GOAL = Extract every line from the records below that contains the word "propisano".
-- BEGIN RECORD LIST --
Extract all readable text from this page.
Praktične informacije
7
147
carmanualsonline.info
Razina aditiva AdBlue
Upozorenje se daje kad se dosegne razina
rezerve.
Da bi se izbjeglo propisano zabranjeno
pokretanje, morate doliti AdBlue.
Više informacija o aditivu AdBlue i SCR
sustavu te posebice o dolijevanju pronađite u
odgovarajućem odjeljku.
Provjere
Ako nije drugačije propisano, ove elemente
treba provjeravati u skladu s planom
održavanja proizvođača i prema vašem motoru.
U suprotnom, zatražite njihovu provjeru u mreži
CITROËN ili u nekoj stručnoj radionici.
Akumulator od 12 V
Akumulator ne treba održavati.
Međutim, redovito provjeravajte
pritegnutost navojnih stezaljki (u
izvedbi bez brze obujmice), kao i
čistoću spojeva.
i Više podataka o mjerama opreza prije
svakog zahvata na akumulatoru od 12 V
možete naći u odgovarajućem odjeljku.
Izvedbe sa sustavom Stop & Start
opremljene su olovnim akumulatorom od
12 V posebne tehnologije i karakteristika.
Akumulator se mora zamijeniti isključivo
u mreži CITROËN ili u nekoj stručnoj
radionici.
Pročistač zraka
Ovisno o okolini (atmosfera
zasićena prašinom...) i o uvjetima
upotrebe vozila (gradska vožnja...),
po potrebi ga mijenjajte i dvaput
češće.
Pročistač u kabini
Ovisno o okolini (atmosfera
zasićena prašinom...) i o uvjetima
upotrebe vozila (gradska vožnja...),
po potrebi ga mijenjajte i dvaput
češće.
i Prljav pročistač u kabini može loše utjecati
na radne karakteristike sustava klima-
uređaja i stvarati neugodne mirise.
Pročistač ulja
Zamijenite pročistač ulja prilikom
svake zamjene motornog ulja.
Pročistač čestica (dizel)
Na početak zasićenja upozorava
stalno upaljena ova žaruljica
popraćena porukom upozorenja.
-- END RECORD LIST --
SOLVED PROBLEM =
Da bi se izbjeglo propisano zabranjeno
Ako nije drugačije propisano, ove elemente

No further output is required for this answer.